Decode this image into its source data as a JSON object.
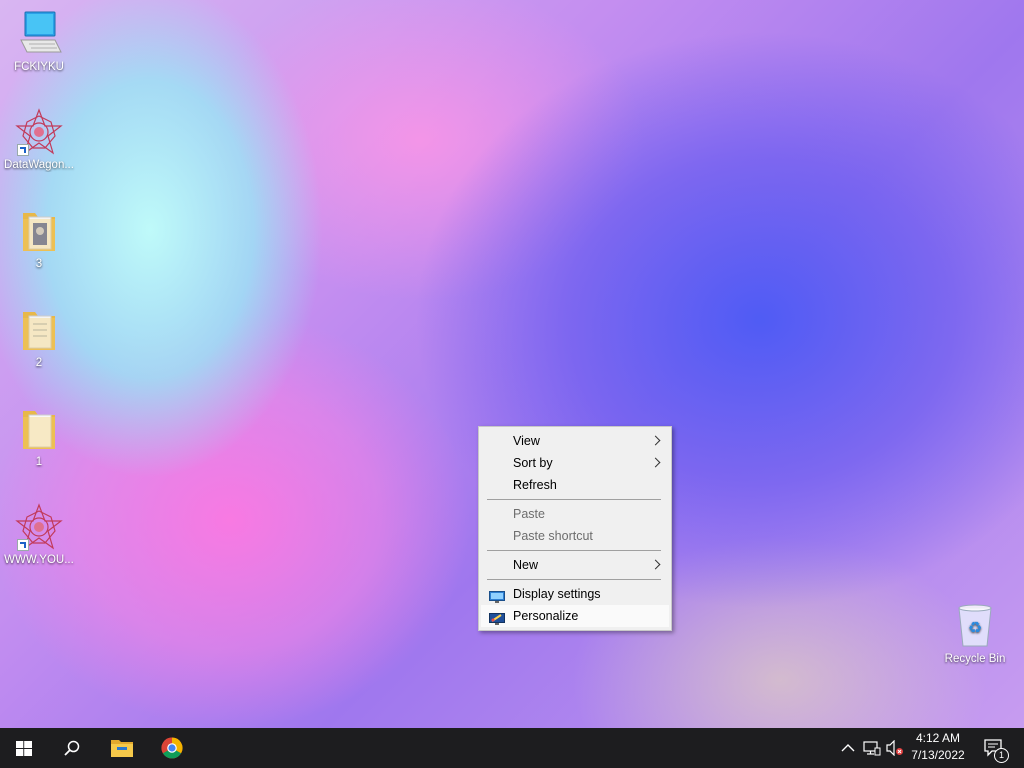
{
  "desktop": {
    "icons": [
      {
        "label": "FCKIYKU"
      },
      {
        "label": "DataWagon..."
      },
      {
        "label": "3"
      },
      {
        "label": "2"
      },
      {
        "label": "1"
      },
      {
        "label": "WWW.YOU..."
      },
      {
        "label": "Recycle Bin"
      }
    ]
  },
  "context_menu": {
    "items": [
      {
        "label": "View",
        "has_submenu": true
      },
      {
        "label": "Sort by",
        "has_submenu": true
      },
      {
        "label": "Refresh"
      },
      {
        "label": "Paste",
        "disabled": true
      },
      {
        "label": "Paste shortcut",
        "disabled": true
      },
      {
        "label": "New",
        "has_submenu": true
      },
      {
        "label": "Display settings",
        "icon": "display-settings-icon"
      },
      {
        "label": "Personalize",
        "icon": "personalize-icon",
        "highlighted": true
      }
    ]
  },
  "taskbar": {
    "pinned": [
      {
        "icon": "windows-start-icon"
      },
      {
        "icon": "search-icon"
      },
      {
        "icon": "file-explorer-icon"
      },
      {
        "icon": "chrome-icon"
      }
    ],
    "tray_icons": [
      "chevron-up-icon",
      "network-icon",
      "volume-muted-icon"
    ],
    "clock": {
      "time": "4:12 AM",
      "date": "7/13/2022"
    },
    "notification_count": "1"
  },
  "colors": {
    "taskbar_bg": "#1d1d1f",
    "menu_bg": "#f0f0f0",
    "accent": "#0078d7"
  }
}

#####

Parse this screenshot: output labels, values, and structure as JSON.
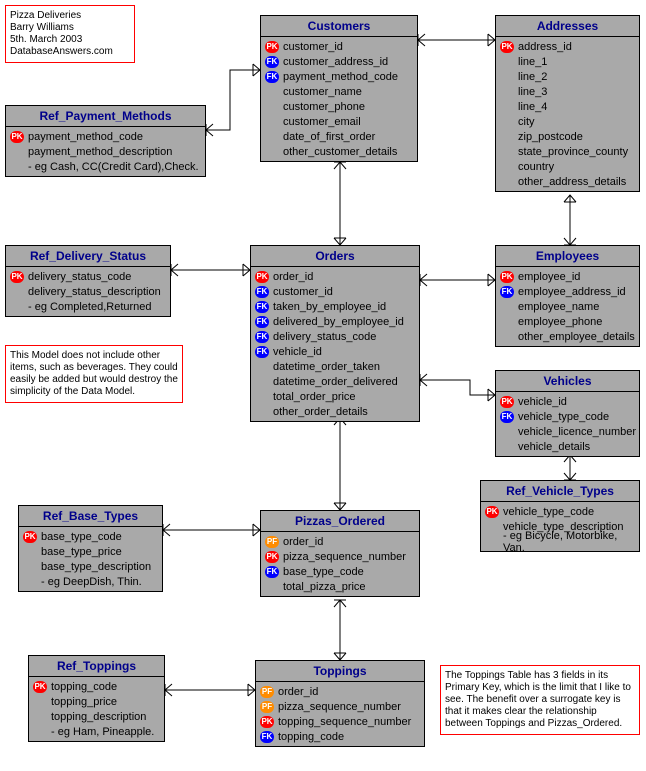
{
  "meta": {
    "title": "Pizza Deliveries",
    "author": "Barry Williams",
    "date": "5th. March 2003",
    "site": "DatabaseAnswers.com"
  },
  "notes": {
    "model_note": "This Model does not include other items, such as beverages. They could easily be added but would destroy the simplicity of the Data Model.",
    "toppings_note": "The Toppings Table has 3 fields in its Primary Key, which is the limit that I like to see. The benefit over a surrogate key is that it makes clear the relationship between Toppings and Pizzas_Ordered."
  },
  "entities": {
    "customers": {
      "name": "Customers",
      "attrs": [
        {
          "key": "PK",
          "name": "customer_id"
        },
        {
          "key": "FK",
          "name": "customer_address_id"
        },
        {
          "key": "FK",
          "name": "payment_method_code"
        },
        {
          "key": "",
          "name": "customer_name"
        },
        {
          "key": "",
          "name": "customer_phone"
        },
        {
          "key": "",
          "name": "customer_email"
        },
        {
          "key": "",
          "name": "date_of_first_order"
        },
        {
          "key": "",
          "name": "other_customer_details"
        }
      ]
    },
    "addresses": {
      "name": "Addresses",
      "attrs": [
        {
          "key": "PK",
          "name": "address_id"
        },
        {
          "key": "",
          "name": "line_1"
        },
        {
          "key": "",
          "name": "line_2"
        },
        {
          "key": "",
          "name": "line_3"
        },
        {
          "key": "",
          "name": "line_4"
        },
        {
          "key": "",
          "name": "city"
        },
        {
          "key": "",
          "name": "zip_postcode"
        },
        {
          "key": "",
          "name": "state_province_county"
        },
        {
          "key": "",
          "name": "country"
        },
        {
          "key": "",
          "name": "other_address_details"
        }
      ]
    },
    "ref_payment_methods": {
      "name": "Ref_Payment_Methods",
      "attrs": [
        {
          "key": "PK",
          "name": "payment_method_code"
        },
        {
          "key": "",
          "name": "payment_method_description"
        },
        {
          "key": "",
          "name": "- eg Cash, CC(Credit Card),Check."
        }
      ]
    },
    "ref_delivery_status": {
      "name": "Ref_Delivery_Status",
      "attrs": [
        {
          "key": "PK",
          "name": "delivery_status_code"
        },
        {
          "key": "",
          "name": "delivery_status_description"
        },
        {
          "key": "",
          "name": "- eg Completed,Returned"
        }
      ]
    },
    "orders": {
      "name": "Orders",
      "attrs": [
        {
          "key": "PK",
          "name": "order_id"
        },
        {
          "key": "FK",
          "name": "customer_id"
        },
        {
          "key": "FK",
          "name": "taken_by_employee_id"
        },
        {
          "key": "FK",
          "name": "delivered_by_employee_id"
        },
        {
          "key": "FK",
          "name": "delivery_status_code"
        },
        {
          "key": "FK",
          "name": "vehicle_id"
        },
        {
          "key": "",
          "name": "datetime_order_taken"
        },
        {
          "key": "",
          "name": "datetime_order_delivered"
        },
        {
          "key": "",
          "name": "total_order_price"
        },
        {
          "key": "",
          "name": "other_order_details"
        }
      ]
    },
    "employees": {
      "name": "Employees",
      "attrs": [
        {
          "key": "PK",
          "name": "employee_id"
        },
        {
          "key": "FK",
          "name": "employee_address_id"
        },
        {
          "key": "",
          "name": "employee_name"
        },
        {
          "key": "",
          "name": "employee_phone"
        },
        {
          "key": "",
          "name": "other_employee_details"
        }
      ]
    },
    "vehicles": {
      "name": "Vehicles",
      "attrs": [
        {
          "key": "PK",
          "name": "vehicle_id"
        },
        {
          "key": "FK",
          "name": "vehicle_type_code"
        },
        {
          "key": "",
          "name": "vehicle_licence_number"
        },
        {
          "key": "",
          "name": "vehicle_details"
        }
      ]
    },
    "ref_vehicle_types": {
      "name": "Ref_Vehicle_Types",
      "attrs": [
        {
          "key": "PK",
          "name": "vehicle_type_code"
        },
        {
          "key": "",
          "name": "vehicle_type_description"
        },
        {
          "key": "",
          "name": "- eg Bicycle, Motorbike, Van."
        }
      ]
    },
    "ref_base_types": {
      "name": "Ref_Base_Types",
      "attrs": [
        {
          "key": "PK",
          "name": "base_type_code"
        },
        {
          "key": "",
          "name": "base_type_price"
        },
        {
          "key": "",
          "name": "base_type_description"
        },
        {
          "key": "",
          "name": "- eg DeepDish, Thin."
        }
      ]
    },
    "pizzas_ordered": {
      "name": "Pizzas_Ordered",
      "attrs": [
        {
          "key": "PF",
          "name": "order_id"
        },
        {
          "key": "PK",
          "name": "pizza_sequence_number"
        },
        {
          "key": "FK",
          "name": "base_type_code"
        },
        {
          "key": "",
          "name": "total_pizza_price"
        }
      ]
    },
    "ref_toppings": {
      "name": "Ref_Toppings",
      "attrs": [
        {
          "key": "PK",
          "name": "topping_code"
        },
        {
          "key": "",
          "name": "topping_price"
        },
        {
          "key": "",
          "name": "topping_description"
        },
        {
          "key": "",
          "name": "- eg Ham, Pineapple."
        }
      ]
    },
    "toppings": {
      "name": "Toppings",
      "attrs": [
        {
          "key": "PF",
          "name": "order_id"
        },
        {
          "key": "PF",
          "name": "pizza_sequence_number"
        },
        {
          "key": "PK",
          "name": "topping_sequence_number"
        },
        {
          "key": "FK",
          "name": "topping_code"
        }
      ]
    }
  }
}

#####

_Exercise objective_:
Extract from the material all lines containing the string "items".

_Correct response_:
    "items": [
    "model_note": "This Model does not include other items, such as beverages. They could easily be added but would destroy the simplicity of the Data Model.",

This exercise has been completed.